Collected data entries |
■ ■ ■ ■ ■ ■ ■

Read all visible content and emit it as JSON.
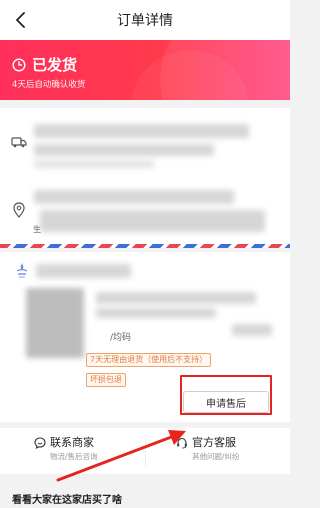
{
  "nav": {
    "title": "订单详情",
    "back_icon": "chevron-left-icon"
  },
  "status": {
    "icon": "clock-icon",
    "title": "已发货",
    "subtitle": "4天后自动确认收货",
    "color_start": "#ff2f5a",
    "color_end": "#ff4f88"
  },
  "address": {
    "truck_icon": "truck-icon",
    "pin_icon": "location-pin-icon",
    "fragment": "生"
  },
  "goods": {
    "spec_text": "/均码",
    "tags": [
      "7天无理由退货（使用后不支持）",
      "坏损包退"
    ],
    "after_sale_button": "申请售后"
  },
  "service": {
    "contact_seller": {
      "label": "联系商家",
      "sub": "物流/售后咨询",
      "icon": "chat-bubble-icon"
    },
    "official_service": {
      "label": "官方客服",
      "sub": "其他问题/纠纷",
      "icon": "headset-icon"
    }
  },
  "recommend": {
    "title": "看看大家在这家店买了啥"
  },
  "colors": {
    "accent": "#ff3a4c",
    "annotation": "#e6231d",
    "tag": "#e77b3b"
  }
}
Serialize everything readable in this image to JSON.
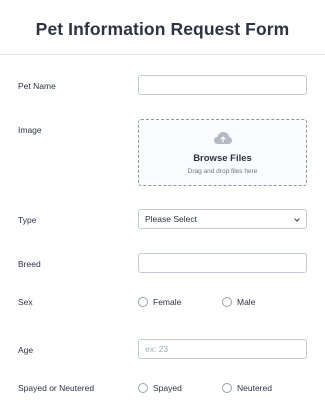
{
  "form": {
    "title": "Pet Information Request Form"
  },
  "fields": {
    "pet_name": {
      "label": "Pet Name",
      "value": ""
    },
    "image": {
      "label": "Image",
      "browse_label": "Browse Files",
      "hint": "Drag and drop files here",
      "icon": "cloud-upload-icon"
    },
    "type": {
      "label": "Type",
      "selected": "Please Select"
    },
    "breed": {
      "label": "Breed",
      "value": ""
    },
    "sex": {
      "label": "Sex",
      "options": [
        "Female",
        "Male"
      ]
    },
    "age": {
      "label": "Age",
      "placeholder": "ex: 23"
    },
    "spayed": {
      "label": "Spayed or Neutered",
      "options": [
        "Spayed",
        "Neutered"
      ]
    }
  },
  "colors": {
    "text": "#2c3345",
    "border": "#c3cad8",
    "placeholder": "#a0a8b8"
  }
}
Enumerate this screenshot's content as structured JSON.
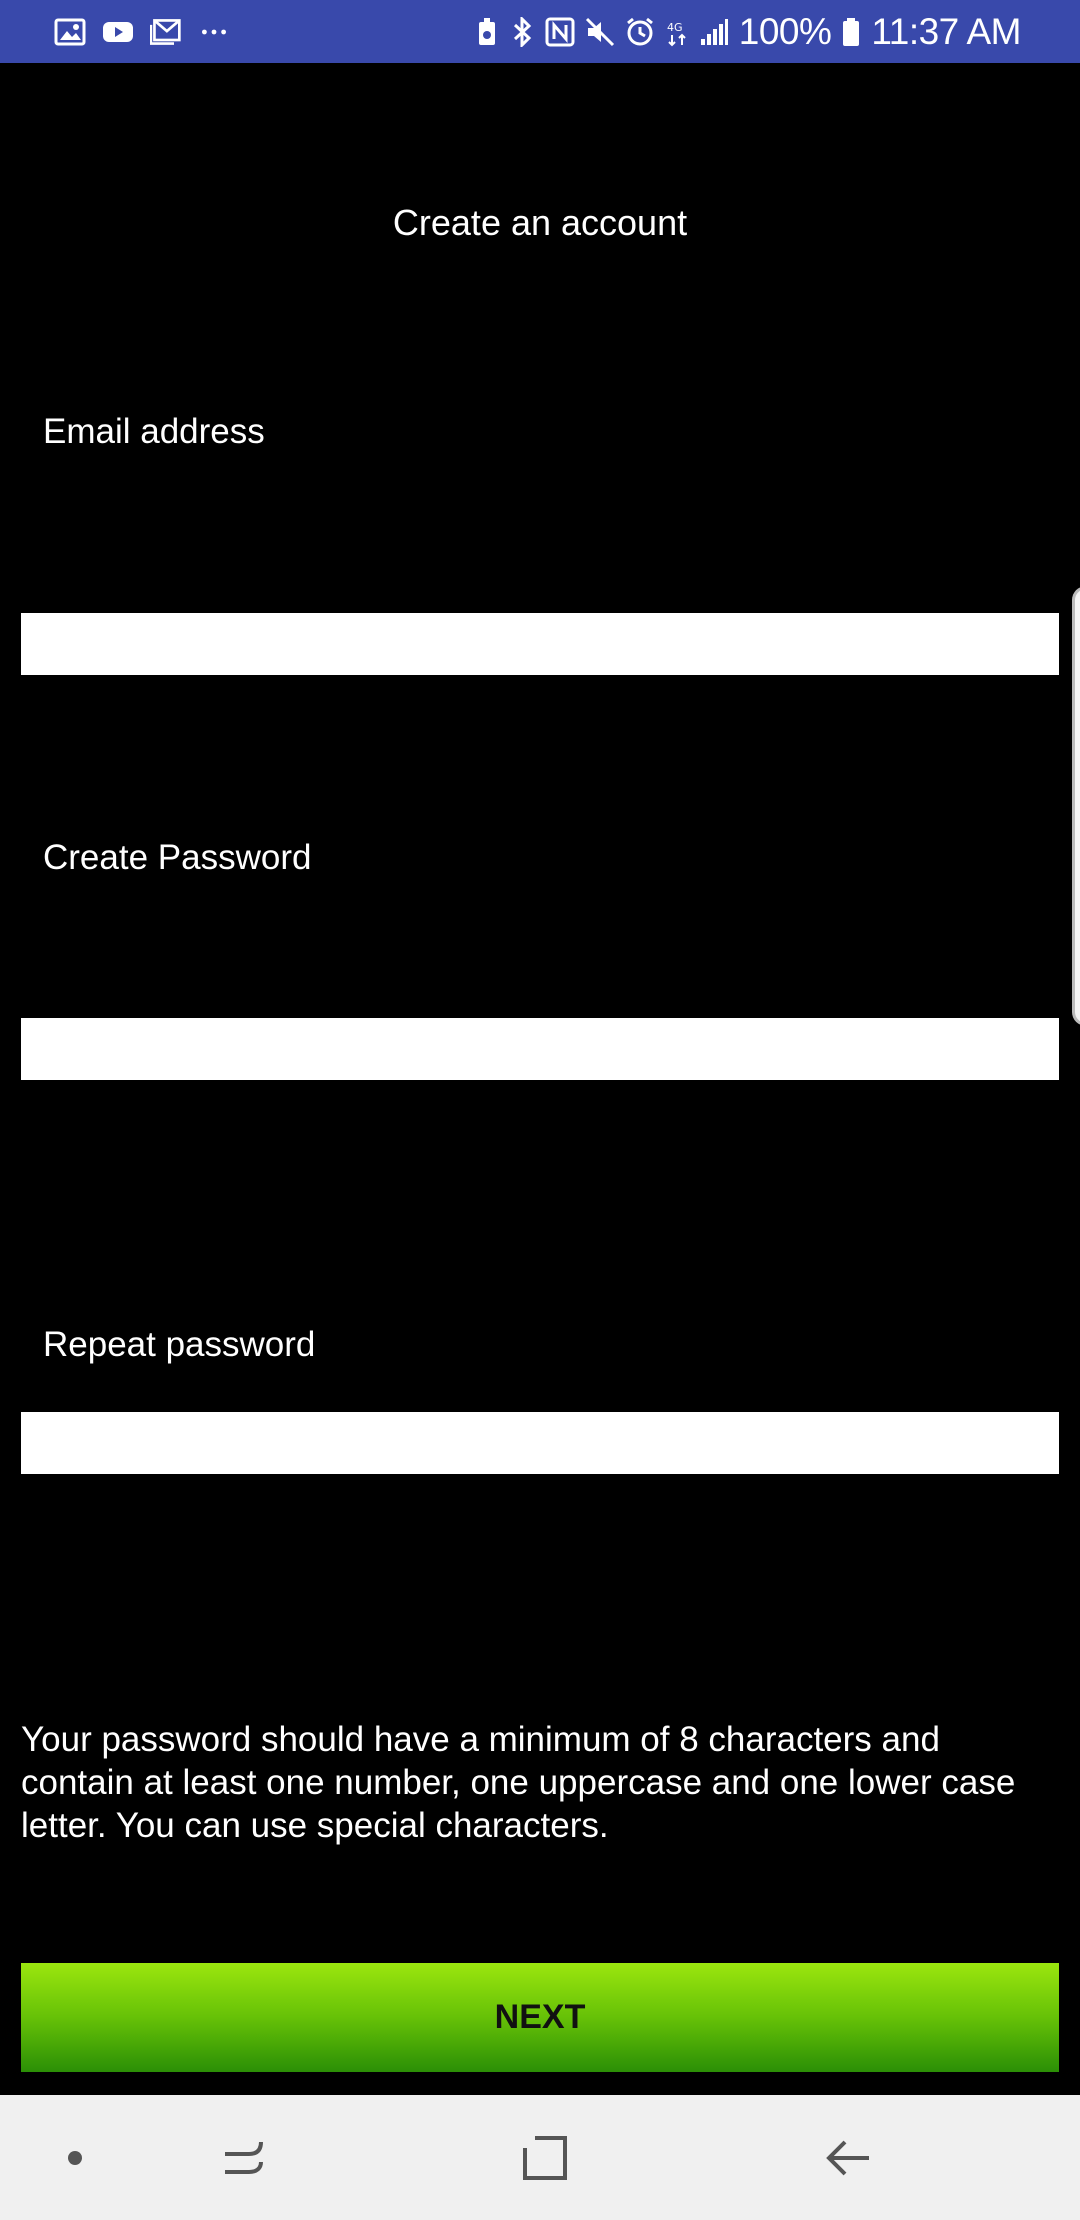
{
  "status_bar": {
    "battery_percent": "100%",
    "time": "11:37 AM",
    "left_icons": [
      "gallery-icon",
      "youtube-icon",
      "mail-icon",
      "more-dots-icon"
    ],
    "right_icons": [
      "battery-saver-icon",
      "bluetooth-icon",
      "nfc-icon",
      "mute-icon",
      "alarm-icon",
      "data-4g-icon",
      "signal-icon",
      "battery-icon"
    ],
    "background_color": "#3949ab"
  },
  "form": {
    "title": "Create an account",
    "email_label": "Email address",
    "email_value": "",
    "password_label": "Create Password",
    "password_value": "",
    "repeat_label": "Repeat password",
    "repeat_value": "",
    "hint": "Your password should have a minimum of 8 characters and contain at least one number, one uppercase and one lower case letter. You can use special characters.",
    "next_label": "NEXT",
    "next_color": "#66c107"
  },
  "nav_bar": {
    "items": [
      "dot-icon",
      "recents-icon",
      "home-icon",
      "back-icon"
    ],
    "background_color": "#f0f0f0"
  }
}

■ ■ ■ ■ ■ ■ ■

EXERCISE DETAILS | All of the data above should be transcribed verbatim, with pictures omitted.

OUTPUT BELOW |
Read all visible content and emit it as JSON.
{
  "nav": {
    "title": "订单详情",
    "back_icon": "chevron-left-icon"
  },
  "status": {
    "icon": "clock-icon",
    "title": "已发货",
    "subtitle": "4天后自动确认收货",
    "color_start": "#ff2f5a",
    "color_end": "#ff4f88"
  },
  "address": {
    "truck_icon": "truck-icon",
    "pin_icon": "location-pin-icon",
    "fragment": "生"
  },
  "goods": {
    "spec_text": "/均码",
    "tags": [
      "7天无理由退货（使用后不支持）",
      "坏损包退"
    ],
    "after_sale_button": "申请售后"
  },
  "service": {
    "contact_seller": {
      "label": "联系商家",
      "sub": "物流/售后咨询",
      "icon": "chat-bubble-icon"
    },
    "official_service": {
      "label": "官方客服",
      "sub": "其他问题/纠纷",
      "icon": "headset-icon"
    }
  },
  "recommend": {
    "title": "看看大家在这家店买了啥"
  },
  "colors": {
    "accent": "#ff3a4c",
    "annotation": "#e6231d",
    "tag": "#e77b3b"
  }
}
Serialize everything readable in this image to JSON.
{
  "form": {
    "title": "Pet Information Request Form"
  },
  "fields": {
    "pet_name": {
      "label": "Pet Name",
      "value": ""
    },
    "image": {
      "label": "Image",
      "browse_label": "Browse Files",
      "hint": "Drag and drop files here",
      "icon": "cloud-upload-icon"
    },
    "type": {
      "label": "Type",
      "selected": "Please Select"
    },
    "breed": {
      "label": "Breed",
      "value": ""
    },
    "sex": {
      "label": "Sex",
      "options": [
        "Female",
        "Male"
      ]
    },
    "age": {
      "label": "Age",
      "placeholder": "ex: 23"
    },
    "spayed": {
      "label": "Spayed or Neutered",
      "options": [
        "Spayed",
        "Neutered"
      ]
    }
  },
  "colors": {
    "text": "#2c3345",
    "border": "#c3cad8",
    "placeholder": "#a0a8b8"
  }
}
Enumerate this screenshot's content as structured JSON.
{
  "status_bar": {
    "battery_percent": "100%",
    "time": "11:37 AM",
    "left_icons": [
      "gallery-icon",
      "youtube-icon",
      "mail-icon",
      "more-dots-icon"
    ],
    "right_icons": [
      "battery-saver-icon",
      "bluetooth-icon",
      "nfc-icon",
      "mute-icon",
      "alarm-icon",
      "data-4g-icon",
      "signal-icon",
      "battery-icon"
    ],
    "background_color": "#3949ab"
  },
  "form": {
    "title": "Create an account",
    "email_label": "Email address",
    "email_value": "",
    "password_label": "Create Password",
    "password_value": "",
    "repeat_label": "Repeat password",
    "repeat_value": "",
    "hint": "Your password should have a minimum of 8 characters and contain at least one number, one uppercase and one lower case letter. You can use special characters.",
    "next_label": "NEXT",
    "next_color": "#66c107"
  },
  "nav_bar": {
    "items": [
      "dot-icon",
      "recents-icon",
      "home-icon",
      "back-icon"
    ],
    "background_color": "#f0f0f0"
  }
}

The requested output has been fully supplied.